Task statement >> Tally the lines containing "them" and report the number alone.

Given data >>
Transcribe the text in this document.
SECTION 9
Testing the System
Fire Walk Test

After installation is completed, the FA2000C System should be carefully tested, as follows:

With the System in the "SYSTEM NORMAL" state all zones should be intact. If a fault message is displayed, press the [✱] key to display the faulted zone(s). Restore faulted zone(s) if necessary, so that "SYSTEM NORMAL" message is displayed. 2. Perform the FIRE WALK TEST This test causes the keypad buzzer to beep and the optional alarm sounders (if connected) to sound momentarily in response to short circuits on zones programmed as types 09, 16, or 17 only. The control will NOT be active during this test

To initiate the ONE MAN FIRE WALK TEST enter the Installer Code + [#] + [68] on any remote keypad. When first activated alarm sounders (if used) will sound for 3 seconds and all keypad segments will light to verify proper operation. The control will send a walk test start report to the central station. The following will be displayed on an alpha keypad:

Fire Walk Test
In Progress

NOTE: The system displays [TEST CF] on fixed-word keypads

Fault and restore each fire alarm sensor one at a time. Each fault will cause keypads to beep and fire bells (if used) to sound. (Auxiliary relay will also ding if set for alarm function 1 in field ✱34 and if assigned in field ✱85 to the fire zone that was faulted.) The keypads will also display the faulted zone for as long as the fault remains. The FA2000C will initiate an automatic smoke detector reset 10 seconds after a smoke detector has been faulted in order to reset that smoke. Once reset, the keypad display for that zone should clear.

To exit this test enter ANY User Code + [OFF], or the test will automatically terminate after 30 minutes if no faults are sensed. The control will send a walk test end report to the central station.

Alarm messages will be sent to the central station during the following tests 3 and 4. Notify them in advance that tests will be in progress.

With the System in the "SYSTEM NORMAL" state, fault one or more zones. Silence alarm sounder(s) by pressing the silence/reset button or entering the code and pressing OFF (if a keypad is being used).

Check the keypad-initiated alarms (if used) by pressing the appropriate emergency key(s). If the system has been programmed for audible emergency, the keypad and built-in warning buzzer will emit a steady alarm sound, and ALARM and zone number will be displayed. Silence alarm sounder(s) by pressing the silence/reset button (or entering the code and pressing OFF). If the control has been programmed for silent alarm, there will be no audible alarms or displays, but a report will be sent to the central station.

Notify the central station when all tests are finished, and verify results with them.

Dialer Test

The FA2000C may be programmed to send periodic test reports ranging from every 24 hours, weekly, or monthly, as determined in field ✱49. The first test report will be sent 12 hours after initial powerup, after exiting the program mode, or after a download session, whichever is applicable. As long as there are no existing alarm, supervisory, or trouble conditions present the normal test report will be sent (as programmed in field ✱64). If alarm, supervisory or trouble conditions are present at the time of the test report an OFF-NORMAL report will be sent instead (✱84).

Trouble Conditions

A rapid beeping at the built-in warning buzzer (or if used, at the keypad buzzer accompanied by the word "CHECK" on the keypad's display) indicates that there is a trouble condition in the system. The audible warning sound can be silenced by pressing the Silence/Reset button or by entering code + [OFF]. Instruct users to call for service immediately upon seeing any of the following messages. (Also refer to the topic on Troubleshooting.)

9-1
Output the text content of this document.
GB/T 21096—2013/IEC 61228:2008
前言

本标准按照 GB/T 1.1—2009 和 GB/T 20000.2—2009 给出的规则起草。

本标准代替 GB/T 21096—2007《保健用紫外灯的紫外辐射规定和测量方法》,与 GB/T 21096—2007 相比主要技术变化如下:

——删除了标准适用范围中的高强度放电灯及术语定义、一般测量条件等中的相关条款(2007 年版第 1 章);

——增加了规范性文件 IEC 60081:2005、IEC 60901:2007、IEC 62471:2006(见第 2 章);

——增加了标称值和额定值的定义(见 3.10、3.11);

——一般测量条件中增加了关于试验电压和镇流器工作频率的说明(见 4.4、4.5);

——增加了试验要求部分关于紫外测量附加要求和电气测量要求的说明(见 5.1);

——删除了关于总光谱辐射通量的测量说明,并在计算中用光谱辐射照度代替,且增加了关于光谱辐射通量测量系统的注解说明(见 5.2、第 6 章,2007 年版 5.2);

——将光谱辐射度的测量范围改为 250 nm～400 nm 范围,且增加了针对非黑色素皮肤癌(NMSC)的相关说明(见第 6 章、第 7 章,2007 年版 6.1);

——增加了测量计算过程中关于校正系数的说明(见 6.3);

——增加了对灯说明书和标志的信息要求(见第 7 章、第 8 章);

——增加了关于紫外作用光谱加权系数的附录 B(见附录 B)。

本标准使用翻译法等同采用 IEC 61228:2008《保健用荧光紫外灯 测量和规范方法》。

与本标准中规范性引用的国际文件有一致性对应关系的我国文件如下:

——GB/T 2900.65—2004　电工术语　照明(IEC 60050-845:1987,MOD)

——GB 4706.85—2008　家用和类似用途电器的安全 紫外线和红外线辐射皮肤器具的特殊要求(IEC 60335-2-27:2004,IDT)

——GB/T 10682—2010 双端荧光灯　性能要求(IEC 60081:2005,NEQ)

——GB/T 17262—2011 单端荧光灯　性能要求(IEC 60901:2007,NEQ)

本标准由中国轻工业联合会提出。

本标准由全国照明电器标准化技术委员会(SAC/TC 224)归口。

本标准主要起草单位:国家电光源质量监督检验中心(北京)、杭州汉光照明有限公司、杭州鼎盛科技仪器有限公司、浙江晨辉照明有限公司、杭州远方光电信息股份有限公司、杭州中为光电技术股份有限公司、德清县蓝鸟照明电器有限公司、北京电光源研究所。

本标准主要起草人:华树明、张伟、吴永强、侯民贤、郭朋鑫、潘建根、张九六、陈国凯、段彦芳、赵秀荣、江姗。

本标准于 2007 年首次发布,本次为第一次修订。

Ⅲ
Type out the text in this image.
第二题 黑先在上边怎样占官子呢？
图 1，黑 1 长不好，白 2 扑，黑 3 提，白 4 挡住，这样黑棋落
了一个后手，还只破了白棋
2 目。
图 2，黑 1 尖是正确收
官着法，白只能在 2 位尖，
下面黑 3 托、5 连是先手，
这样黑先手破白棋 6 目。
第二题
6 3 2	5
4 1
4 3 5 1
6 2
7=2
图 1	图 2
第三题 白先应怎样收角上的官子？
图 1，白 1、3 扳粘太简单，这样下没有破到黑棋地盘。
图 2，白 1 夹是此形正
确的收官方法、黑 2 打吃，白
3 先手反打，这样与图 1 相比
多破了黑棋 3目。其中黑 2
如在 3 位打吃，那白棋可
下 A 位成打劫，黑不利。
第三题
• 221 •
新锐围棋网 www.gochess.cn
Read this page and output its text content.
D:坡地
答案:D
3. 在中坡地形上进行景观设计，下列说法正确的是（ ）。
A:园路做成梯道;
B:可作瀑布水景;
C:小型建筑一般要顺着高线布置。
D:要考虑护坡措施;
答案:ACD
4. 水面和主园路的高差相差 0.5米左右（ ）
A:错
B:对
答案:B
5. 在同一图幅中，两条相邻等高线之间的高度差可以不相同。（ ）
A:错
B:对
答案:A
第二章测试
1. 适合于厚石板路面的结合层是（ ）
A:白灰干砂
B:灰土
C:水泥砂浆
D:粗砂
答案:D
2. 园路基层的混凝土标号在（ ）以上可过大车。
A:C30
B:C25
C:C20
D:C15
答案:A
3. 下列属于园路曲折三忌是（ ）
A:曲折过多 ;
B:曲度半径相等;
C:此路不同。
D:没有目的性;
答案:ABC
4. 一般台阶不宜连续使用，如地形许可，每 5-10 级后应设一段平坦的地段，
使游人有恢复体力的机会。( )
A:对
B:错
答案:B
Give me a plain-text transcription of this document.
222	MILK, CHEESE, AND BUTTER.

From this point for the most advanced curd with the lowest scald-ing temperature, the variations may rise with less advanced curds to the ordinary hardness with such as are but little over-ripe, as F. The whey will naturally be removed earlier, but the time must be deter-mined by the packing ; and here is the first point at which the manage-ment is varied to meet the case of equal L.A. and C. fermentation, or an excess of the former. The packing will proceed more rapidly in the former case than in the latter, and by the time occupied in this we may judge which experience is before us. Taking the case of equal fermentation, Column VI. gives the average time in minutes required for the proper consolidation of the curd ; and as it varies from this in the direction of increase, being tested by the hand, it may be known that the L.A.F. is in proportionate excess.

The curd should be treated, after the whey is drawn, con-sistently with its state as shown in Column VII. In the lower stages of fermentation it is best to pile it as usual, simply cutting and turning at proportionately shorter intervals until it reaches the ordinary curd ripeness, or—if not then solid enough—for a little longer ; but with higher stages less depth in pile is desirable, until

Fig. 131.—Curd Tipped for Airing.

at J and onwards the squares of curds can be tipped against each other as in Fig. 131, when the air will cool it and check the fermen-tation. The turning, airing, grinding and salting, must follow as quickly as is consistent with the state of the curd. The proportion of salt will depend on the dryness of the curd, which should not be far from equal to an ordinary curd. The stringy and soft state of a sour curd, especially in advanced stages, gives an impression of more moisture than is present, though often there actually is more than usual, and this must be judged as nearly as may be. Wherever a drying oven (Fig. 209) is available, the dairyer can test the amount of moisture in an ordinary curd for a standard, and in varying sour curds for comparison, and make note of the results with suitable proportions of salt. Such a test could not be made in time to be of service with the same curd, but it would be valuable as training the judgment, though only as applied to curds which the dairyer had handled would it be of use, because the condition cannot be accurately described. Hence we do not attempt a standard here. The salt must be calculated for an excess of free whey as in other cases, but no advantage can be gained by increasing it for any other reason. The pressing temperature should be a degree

Final result >> 2